Records contained in a dataset:
#####

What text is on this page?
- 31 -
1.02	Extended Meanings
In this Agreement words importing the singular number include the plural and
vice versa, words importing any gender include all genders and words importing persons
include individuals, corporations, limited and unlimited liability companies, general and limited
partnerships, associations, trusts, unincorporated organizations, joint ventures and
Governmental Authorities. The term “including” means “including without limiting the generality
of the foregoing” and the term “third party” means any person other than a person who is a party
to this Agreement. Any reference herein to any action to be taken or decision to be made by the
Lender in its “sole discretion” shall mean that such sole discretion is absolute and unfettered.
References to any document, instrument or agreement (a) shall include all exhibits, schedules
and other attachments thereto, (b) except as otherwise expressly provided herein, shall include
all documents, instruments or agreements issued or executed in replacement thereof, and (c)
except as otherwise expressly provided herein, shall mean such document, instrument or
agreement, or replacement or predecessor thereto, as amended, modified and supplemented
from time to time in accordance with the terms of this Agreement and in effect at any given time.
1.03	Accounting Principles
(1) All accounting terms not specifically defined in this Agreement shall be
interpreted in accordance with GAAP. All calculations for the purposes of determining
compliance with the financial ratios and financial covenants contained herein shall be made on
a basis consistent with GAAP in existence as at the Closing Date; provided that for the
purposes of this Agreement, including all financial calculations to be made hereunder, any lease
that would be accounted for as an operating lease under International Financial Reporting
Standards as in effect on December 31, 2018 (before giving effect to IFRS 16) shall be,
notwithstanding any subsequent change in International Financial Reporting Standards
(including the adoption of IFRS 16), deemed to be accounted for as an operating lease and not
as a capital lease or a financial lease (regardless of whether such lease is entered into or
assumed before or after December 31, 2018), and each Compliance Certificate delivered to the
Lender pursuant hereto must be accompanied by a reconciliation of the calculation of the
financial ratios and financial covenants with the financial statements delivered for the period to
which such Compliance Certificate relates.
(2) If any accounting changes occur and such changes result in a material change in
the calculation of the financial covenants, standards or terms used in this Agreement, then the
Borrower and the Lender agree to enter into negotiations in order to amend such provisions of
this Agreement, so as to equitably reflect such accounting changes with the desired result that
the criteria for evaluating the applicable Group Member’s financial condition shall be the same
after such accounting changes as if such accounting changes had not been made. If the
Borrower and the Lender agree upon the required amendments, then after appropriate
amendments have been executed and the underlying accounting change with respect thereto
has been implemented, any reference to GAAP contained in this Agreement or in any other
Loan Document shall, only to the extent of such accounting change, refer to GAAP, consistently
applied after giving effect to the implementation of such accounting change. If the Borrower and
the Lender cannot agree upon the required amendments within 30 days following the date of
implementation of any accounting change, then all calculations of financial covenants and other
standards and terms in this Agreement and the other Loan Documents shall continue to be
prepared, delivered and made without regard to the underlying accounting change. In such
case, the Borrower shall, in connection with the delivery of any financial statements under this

#####

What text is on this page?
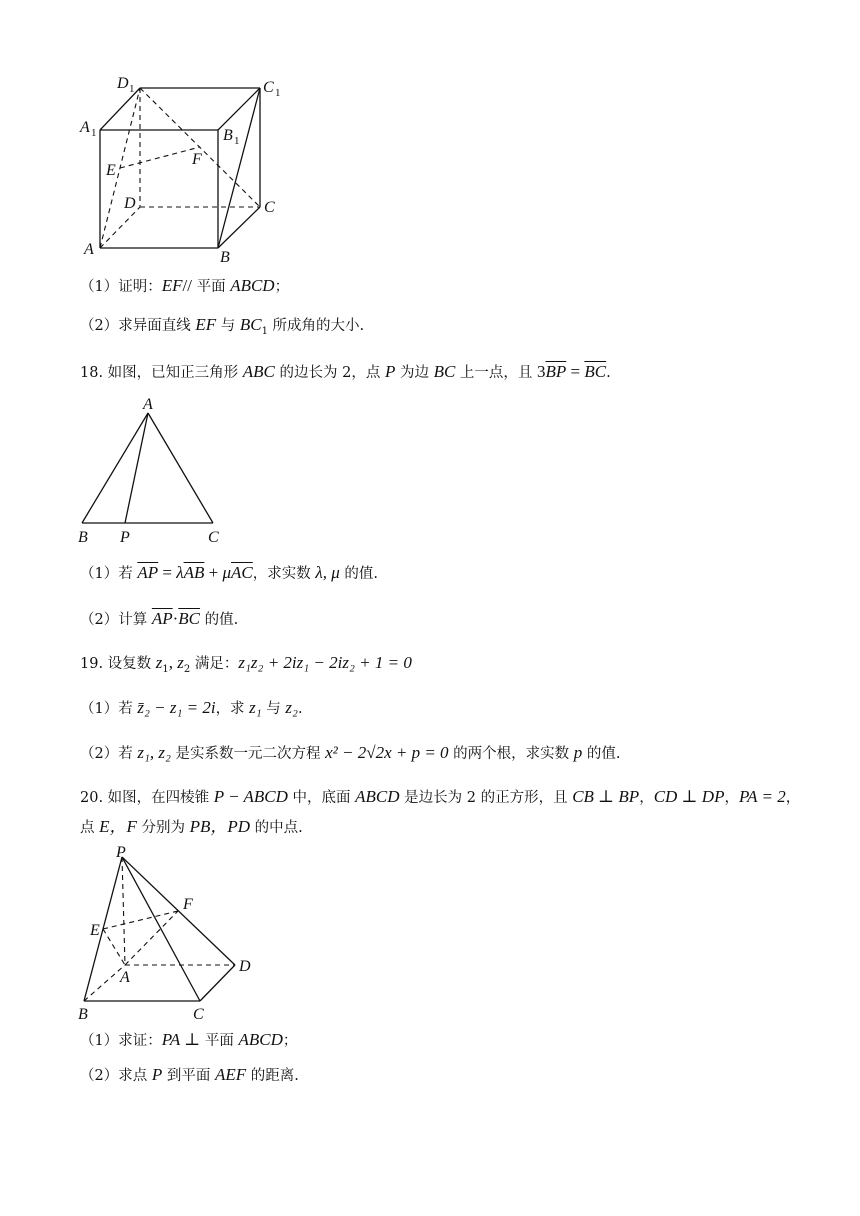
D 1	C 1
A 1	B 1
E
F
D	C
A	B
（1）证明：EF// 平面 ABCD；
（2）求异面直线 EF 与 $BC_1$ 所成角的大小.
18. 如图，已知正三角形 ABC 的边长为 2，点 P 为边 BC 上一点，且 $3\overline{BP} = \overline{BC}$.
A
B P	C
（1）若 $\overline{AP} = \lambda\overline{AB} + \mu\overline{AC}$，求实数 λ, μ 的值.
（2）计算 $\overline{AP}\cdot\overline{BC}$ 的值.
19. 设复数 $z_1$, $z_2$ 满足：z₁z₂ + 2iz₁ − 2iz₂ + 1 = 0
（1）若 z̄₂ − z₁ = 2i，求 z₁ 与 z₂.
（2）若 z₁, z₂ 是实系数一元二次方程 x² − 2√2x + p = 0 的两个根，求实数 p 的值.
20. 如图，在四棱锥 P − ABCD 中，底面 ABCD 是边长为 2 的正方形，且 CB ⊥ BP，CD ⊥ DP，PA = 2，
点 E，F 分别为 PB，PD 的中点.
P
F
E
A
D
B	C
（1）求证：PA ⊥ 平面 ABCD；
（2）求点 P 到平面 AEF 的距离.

#####

INSTRUCTION » In the entries above, count every line containing the word "then". Write only the total.

ANSWER BELOW » 3